Task » Select all lines with the string "OPEC" in them, and copy those lines.

Rows from a dataset »
▼
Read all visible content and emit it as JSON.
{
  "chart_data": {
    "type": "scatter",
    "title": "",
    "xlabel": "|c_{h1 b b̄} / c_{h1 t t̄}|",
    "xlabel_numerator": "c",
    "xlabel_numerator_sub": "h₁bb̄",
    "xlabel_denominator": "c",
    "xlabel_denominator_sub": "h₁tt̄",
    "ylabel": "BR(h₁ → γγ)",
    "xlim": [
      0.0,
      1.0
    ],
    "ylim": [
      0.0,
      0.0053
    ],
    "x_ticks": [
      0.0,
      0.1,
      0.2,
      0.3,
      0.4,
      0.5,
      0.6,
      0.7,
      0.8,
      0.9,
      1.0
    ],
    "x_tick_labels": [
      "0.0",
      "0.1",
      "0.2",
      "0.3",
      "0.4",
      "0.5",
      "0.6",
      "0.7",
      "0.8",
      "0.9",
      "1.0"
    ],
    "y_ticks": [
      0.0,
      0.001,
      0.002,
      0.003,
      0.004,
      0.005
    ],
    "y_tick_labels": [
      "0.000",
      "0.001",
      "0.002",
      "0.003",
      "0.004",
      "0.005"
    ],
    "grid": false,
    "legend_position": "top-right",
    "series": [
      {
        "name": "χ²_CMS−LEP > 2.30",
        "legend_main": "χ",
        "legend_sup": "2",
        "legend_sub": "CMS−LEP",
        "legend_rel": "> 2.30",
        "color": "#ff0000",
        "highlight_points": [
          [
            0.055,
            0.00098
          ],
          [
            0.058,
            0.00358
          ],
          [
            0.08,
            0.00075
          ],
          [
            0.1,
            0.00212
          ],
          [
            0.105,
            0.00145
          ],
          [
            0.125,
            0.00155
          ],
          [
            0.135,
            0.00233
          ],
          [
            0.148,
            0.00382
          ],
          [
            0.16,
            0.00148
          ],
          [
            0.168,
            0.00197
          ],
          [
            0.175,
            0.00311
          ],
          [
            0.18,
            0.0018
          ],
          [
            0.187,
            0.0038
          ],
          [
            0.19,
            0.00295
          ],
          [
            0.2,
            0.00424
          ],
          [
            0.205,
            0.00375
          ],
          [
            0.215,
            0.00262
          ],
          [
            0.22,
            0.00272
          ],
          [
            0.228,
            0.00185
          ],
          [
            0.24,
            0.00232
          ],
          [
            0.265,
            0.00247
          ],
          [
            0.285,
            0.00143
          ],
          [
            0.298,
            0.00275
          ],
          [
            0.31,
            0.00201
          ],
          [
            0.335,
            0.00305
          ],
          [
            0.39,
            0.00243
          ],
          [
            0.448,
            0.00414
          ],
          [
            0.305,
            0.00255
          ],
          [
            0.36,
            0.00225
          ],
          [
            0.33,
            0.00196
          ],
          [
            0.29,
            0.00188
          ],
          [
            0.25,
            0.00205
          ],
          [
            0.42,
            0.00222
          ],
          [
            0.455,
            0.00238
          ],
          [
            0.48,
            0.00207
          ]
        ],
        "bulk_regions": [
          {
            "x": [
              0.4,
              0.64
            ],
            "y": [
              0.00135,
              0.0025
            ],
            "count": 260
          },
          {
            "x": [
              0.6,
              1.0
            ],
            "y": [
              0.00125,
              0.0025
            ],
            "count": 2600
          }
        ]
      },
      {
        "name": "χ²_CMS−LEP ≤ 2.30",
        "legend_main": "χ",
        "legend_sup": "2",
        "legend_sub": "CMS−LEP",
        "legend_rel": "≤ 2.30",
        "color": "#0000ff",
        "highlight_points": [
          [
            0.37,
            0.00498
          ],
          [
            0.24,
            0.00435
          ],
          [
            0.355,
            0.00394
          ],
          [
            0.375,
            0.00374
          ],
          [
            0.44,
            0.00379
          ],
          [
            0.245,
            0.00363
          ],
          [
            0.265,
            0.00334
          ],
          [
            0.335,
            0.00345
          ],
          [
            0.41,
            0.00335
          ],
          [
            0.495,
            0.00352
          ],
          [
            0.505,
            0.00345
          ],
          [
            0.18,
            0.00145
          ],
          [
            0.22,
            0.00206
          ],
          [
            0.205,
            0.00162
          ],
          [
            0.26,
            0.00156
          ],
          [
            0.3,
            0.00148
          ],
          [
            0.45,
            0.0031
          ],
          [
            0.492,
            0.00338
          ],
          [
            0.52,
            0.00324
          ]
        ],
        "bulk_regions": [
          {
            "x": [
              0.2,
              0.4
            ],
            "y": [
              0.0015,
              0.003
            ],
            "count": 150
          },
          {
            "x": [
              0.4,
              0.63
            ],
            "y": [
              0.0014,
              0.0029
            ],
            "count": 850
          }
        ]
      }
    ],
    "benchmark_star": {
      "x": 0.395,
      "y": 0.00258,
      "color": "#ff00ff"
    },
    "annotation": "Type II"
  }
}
▲
▼
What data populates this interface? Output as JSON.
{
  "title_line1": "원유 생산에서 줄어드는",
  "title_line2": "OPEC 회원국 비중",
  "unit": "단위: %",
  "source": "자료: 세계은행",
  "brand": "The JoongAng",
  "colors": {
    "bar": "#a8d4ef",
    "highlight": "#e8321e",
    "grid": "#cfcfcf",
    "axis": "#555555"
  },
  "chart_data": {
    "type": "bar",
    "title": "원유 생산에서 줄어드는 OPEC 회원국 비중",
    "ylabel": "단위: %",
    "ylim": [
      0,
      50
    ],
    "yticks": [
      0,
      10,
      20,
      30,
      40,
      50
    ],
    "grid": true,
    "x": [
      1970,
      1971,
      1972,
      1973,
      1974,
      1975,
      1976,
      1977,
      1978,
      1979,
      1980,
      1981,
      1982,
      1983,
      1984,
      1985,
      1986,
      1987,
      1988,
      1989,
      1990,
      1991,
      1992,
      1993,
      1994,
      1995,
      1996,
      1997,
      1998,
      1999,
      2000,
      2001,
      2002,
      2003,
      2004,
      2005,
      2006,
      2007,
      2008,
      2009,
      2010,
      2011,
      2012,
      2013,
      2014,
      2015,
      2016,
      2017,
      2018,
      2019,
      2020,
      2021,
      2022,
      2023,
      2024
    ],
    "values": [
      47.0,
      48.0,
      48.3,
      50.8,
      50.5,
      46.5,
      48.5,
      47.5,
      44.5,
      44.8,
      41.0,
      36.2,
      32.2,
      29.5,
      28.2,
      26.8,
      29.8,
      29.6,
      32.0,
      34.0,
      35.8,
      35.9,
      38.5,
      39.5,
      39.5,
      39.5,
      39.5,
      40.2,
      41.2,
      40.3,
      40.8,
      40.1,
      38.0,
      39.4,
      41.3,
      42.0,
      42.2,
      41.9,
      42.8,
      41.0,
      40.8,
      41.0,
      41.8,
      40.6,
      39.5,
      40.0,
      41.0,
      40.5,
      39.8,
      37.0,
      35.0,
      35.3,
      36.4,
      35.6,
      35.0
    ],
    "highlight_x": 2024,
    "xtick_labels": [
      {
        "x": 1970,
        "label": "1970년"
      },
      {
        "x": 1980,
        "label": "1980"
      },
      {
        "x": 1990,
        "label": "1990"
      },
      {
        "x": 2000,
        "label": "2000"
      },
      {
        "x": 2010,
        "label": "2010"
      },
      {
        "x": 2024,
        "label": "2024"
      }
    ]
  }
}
▲
Output below »
  "title_line2": "OPEC 회원국 비중",
    "title": "원유 생산에서 줄어드는 OPEC 회원국 비중",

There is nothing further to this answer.